* **To be done**: Using the material that follows, identify and copy each line with the string "Modeling".

* **Collected data entries**:
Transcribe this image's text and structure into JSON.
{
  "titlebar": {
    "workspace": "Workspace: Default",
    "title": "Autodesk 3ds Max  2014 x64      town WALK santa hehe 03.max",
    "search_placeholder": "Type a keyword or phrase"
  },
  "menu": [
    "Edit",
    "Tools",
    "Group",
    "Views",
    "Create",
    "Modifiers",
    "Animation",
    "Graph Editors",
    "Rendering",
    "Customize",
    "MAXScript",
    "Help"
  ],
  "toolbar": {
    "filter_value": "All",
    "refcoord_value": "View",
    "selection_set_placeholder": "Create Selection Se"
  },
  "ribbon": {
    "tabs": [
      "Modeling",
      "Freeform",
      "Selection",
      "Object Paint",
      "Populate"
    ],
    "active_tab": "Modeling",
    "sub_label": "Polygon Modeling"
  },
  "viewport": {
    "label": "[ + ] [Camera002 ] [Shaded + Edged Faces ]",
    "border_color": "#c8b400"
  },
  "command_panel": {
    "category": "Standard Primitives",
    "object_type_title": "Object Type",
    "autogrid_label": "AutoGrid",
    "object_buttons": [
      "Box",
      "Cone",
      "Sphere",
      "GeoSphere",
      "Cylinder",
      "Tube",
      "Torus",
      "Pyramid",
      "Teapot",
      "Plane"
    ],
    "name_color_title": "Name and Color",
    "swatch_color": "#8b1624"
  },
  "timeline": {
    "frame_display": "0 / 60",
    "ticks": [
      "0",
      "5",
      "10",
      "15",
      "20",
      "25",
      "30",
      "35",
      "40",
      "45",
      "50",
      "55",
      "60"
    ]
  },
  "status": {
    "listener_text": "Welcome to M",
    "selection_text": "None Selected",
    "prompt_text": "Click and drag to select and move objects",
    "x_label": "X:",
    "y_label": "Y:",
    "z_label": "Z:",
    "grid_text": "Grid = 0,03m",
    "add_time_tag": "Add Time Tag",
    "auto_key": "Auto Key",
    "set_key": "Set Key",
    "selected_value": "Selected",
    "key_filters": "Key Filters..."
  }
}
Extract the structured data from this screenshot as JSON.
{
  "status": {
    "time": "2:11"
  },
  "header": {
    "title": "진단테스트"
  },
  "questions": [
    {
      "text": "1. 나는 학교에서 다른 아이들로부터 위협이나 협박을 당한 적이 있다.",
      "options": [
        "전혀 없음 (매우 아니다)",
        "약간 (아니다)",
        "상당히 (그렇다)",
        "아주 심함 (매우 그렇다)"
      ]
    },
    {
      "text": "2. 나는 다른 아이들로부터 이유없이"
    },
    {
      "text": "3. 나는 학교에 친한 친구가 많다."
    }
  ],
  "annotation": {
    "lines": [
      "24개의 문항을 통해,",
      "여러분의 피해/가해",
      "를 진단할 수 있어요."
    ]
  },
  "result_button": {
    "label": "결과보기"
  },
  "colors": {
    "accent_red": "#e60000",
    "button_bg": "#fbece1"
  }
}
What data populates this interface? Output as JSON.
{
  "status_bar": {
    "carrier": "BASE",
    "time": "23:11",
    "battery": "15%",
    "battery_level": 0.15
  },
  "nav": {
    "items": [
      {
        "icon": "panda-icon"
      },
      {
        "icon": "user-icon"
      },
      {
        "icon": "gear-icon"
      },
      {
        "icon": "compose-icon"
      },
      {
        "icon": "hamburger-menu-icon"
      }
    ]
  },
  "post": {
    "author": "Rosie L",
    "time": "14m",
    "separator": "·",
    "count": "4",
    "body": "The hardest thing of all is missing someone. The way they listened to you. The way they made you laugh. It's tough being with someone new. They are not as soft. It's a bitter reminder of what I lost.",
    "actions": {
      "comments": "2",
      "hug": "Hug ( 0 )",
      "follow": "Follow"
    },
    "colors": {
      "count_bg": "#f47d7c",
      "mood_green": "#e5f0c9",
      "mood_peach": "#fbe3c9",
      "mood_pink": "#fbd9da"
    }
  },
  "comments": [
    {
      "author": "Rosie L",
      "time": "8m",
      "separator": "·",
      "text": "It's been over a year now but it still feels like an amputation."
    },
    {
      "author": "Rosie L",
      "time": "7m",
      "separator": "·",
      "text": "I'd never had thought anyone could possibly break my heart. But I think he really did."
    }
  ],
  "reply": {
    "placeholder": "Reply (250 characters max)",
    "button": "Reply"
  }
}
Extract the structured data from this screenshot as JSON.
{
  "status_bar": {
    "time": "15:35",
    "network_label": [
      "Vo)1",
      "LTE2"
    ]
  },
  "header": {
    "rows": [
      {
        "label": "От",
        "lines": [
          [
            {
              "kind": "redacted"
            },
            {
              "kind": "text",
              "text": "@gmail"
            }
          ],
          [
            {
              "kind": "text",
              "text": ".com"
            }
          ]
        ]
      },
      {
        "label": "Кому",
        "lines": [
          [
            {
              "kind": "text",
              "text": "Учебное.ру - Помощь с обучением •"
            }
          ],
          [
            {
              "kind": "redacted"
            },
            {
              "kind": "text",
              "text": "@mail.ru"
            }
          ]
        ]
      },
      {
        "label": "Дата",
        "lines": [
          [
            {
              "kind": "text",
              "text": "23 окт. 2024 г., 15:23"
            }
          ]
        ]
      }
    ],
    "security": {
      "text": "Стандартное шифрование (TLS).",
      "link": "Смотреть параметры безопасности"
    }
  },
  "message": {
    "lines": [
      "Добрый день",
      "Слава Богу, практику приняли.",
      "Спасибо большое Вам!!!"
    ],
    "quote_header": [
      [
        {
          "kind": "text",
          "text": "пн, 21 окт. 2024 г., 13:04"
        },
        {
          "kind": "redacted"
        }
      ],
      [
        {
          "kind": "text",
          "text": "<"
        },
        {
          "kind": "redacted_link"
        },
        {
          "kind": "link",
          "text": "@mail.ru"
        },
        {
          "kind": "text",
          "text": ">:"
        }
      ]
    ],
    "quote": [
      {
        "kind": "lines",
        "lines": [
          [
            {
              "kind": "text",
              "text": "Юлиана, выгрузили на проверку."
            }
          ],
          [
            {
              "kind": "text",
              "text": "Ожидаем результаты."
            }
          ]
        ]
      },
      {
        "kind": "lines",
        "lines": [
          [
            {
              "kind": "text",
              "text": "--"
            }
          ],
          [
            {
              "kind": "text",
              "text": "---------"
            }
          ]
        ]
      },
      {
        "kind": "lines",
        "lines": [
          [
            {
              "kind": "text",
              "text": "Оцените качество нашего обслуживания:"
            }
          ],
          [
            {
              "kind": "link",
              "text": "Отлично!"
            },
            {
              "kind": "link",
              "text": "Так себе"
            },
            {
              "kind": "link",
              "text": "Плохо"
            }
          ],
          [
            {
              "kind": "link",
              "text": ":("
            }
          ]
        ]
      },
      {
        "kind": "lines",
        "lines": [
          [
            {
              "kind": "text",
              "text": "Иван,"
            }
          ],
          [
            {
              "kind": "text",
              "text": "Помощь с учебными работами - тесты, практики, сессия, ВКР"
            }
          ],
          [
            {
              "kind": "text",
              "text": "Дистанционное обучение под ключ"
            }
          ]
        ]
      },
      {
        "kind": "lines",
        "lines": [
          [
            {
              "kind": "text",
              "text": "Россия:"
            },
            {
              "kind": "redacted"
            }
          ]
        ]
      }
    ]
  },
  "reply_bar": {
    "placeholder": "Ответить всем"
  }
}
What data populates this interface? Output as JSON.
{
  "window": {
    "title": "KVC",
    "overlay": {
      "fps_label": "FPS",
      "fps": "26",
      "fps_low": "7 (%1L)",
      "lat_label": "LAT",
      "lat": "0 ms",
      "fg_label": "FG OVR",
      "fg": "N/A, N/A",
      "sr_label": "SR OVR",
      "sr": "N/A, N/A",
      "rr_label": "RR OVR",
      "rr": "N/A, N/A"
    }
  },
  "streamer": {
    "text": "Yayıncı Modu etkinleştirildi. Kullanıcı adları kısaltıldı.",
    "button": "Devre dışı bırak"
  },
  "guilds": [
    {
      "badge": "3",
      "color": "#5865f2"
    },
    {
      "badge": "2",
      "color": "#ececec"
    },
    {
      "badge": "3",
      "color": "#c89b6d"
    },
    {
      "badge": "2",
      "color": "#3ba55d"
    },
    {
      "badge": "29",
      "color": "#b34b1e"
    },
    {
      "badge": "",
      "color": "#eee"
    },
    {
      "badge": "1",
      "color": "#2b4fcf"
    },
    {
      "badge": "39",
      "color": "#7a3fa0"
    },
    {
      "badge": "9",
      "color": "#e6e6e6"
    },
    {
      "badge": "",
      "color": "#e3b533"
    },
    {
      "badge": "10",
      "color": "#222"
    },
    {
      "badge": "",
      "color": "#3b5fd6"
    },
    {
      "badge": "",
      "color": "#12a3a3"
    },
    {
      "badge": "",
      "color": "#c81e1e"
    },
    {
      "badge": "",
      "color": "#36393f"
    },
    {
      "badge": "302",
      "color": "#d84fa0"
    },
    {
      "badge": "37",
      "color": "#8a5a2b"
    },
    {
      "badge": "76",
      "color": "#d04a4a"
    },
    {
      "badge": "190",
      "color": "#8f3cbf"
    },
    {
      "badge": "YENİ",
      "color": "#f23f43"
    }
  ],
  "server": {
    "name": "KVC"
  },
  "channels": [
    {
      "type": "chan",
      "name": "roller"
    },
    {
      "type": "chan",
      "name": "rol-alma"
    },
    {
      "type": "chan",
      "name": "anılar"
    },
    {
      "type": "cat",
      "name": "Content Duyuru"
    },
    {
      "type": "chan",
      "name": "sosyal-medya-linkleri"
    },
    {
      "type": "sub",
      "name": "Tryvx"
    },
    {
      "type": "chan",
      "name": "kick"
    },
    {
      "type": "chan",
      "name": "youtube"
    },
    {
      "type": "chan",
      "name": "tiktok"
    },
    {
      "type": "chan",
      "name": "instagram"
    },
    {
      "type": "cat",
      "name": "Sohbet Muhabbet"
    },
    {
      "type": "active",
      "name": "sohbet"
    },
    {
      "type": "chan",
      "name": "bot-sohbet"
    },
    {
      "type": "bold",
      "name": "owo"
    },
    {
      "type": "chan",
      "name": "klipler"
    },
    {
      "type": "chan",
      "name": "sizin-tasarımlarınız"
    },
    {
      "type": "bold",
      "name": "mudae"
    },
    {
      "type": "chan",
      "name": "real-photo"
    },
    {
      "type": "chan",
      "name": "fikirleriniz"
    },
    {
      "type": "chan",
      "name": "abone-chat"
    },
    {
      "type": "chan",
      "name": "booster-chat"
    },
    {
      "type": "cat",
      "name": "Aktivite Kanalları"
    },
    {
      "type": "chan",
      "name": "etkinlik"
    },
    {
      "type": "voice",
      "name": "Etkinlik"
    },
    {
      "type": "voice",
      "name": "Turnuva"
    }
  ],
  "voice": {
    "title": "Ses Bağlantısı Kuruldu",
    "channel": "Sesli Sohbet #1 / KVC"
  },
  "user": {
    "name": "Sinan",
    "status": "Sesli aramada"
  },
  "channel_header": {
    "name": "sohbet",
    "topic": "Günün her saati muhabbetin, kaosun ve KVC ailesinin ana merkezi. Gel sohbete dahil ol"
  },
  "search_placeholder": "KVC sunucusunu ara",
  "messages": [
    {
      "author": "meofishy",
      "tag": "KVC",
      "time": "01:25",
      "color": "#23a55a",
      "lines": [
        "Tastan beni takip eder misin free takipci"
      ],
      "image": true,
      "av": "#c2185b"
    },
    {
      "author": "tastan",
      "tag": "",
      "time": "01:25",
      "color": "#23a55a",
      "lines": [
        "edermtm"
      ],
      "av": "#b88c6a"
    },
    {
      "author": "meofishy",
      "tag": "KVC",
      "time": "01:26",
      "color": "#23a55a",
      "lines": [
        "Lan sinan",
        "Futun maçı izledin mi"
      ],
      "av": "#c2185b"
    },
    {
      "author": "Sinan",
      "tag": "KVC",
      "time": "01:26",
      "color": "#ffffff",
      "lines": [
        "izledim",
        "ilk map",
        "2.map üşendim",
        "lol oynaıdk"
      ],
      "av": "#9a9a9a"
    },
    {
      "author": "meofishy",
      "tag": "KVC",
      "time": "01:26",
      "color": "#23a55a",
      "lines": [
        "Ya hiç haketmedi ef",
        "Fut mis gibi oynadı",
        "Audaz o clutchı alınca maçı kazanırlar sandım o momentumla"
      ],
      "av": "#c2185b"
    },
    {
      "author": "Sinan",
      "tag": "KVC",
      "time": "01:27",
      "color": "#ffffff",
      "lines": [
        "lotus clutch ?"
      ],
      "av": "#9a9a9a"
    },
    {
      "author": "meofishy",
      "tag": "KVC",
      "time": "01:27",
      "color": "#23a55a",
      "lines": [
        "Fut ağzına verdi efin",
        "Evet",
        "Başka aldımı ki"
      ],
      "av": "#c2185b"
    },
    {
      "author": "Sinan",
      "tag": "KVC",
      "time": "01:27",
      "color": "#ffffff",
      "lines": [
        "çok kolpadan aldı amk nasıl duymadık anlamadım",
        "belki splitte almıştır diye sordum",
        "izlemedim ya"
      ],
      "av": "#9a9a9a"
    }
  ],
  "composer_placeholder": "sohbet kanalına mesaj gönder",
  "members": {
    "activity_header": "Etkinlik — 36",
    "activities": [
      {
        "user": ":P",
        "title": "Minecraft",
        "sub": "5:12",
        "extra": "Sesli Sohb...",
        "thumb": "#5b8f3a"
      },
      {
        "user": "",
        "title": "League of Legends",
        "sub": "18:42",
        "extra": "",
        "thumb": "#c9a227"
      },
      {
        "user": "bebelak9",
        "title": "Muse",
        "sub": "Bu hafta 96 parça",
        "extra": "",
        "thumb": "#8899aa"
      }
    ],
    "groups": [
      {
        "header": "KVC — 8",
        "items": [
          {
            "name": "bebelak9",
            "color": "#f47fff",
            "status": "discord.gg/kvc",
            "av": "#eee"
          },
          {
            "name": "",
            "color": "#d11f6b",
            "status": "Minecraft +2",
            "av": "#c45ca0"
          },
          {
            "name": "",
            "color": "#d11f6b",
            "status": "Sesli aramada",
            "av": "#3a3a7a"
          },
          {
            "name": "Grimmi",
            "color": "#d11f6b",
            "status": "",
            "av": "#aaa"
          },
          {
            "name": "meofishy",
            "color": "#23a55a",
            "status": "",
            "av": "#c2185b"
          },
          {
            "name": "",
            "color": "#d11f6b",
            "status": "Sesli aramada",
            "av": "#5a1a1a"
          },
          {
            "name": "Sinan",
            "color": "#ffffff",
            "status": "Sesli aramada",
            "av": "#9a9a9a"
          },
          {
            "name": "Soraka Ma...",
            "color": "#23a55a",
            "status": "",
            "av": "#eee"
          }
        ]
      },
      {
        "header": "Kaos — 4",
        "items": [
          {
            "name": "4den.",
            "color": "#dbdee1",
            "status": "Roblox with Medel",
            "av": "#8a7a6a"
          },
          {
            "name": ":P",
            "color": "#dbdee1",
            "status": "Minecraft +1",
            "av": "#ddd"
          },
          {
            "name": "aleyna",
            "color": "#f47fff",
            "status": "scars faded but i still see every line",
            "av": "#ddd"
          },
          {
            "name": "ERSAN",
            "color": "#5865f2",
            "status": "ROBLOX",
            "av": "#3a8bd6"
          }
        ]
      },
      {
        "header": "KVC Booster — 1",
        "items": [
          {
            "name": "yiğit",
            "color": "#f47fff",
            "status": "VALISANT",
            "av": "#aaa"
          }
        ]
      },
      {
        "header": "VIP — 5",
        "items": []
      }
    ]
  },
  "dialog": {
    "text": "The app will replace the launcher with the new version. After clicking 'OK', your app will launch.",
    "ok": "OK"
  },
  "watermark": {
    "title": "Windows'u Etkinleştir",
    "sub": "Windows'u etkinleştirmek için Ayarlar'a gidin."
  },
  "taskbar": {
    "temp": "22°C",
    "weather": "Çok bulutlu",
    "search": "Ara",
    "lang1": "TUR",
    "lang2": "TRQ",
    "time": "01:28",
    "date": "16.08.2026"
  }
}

* **Response to the task**:
      "Modeling",
    "active_tab": "Modeling",
    "sub_label": "Polygon Modeling"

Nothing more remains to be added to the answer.